§ **Record extracts**
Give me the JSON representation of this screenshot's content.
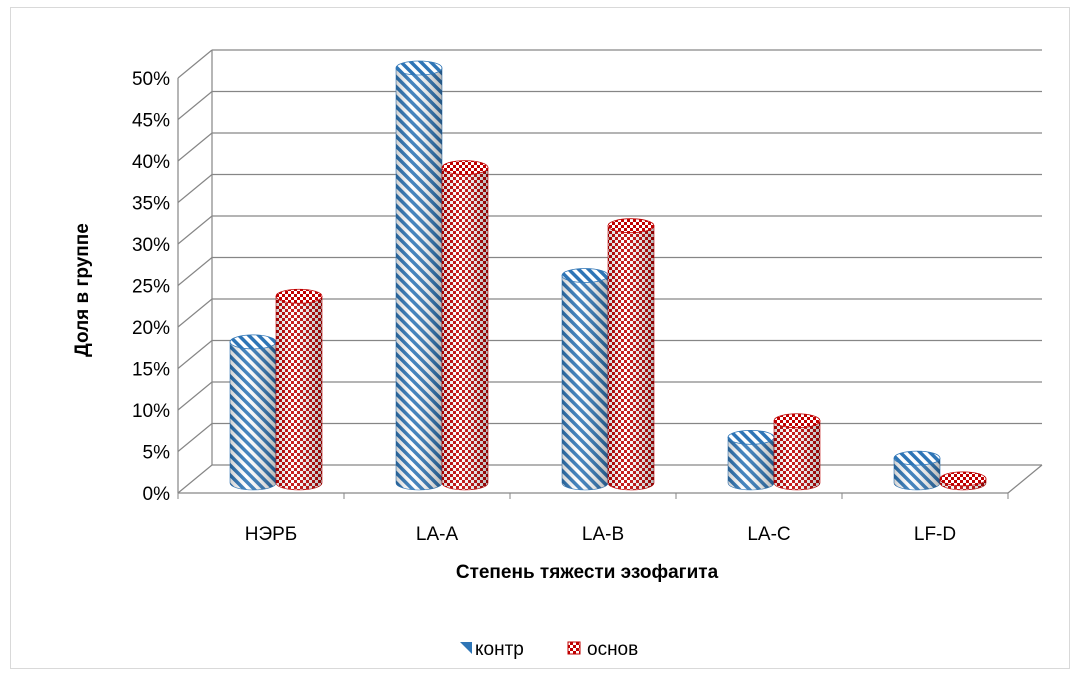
{
  "chart_data": {
    "type": "bar",
    "style": "3d-cylinder",
    "categories": [
      "НЭРБ",
      "LA-A",
      "LA-B",
      "LA-C",
      "LF-D"
    ],
    "series": [
      {
        "name": "контр",
        "values": [
          17,
          50,
          25,
          5.5,
          3
        ],
        "color": "#2e75b6",
        "pattern": "diagonal-stripes"
      },
      {
        "name": "основ",
        "values": [
          22.5,
          38,
          31,
          7.5,
          0.5
        ],
        "color": "#c00000",
        "pattern": "checkerboard"
      }
    ],
    "xlabel": "Степень тяжести эзофагита",
    "ylabel": "Доля в группе",
    "ylim": [
      0,
      50
    ],
    "yticks": [
      "0%",
      "5%",
      "10%",
      "15%",
      "20%",
      "25%",
      "30%",
      "35%",
      "40%",
      "45%",
      "50%"
    ],
    "grid": true,
    "legend_position": "bottom"
  }
}
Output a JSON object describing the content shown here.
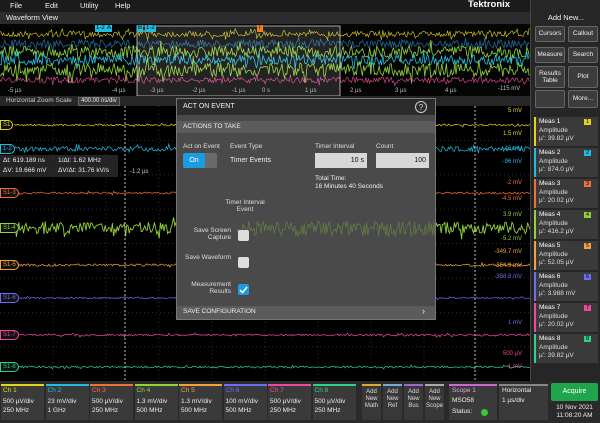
{
  "menu": {
    "items": [
      "File",
      "Edit",
      "Utility",
      "Help"
    ],
    "brand": "Tektronix"
  },
  "waveform_view": {
    "title": "Waveform View",
    "overview_time_labels": [
      "-5 µs",
      "-4 µs",
      "-3 µs",
      "-2 µs",
      "-1 µs",
      "0 s",
      "1 µs",
      "2 µs",
      "3 µs",
      "4 µs"
    ],
    "overview_level": "-115 mV",
    "overview_markers": [
      "1-2",
      "A",
      "B",
      "1-2",
      "T"
    ],
    "zoom_label": "Horizontal Zoom Scale",
    "zoom_value": "400.00 ns/div",
    "cursor_readout": [
      "Δt: 619.189 ns",
      "1/Δt: 1.62 MHz",
      "ΔV: 19.666 mV",
      "ΔV/Δt: 31.76 kV/s"
    ],
    "cursor_time": "-1.2 µs",
    "level_labels": [
      "5 mV",
      "1.5 mV",
      "-46 mV",
      "-96 mV",
      "-2 mV",
      "-4.5 mV",
      "3.9 mV",
      "-5.2 mV",
      "-349.7 mV",
      "-354.9 mV",
      "-358.8 mV",
      "1 mV",
      "500 µV",
      "-1 mV"
    ]
  },
  "channels": [
    {
      "label": "Ch 1",
      "marker": "S1",
      "scale": "500 µV/div",
      "bandwidth": "250 MHz",
      "color": "#e3d31f"
    },
    {
      "label": "Ch 2",
      "marker": "1-2",
      "scale": "23 mV/div",
      "bandwidth": "1 GHz",
      "color": "#21bde0"
    },
    {
      "label": "Ch 3",
      "marker": "S1-3",
      "scale": "500 µV/div",
      "bandwidth": "250 MHz",
      "color": "#f0703a"
    },
    {
      "label": "Ch 4",
      "marker": "S1-4",
      "scale": "1.3 mV/div",
      "bandwidth": "500 MHz",
      "color": "#93d13b"
    },
    {
      "label": "Ch 5",
      "marker": "S1-5",
      "scale": "1.3 mV/div",
      "bandwidth": "500 MHz",
      "color": "#f3a13c"
    },
    {
      "label": "Ch 6",
      "marker": "S1-6",
      "scale": "100 mV/div",
      "bandwidth": "500 MHz",
      "color": "#6f6cf5"
    },
    {
      "label": "Ch 7",
      "marker": "S1-7",
      "scale": "500 µV/div",
      "bandwidth": "250 MHz",
      "color": "#ec4a9f"
    },
    {
      "label": "Ch 8",
      "marker": "S1-8",
      "scale": "500 µV/div",
      "bandwidth": "250 MHz",
      "color": "#2fcf8c"
    }
  ],
  "dialog": {
    "title": "ACT ON EVENT",
    "help": "?",
    "section": "ACTIONS TO TAKE",
    "headers": [
      "Act on Event",
      "Event Type",
      "Timer Interval",
      "Count"
    ],
    "toggle": "On",
    "event_type": "Timer Events",
    "timer_interval": "10 s",
    "count": "100",
    "total_time_label": "Total Time:",
    "total_time": "16 Minutes 40 Seconds",
    "event_caption": "Timer Interval Event",
    "actions": [
      {
        "label": "Save Screen Capture",
        "checked": false
      },
      {
        "label": "Save Waveform",
        "checked": false
      },
      {
        "label": "Measurement Results",
        "checked": true
      }
    ],
    "footer": "SAVE CONFIGURATION"
  },
  "side_panel": {
    "title": "Add New...",
    "buttons": [
      "Cursors",
      "Callout",
      "Measure",
      "Search",
      "Results Table",
      "Plot",
      "More..."
    ],
    "measurements": [
      {
        "name": "Meas 1",
        "tag": "1",
        "type": "Amplitude",
        "value": "µ': 39.82 µV"
      },
      {
        "name": "Meas 2",
        "tag": "2",
        "type": "Amplitude",
        "value": "µ': 874.0 µV"
      },
      {
        "name": "Meas 3",
        "tag": "3",
        "type": "Amplitude",
        "value": "µ': 20.02 µV"
      },
      {
        "name": "Meas 4",
        "tag": "4",
        "type": "Amplitude",
        "value": "µ': 416.2 µV"
      },
      {
        "name": "Meas 5",
        "tag": "5",
        "type": "Amplitude",
        "value": "µ': 52.05 µV"
      },
      {
        "name": "Meas 6",
        "tag": "6",
        "type": "Amplitude",
        "value": "µ': 3.988 mV"
      },
      {
        "name": "Meas 7",
        "tag": "7",
        "type": "Amplitude",
        "value": "µ': 20.02 µV"
      },
      {
        "name": "Meas 8",
        "tag": "8",
        "type": "Amplitude",
        "value": "µ': 39.82 µV"
      }
    ]
  },
  "bottom_bar": {
    "add_new": [
      "Add New Math",
      "Add New Ref",
      "Add New Bus",
      "Add New Scope"
    ],
    "scope": {
      "title": "Scope 1",
      "model": "MSO58",
      "status": "Status:"
    },
    "horizontal": {
      "title": "Horizontal",
      "scale": "1 µs/div"
    },
    "acquire": "Acquire",
    "date": "10 Nov 2021",
    "time": "11:08:20 AM"
  }
}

§ **Your instructions**
Using the listing, say how many lines include the word "Results", and add nothing else.

§ **The completed task**
2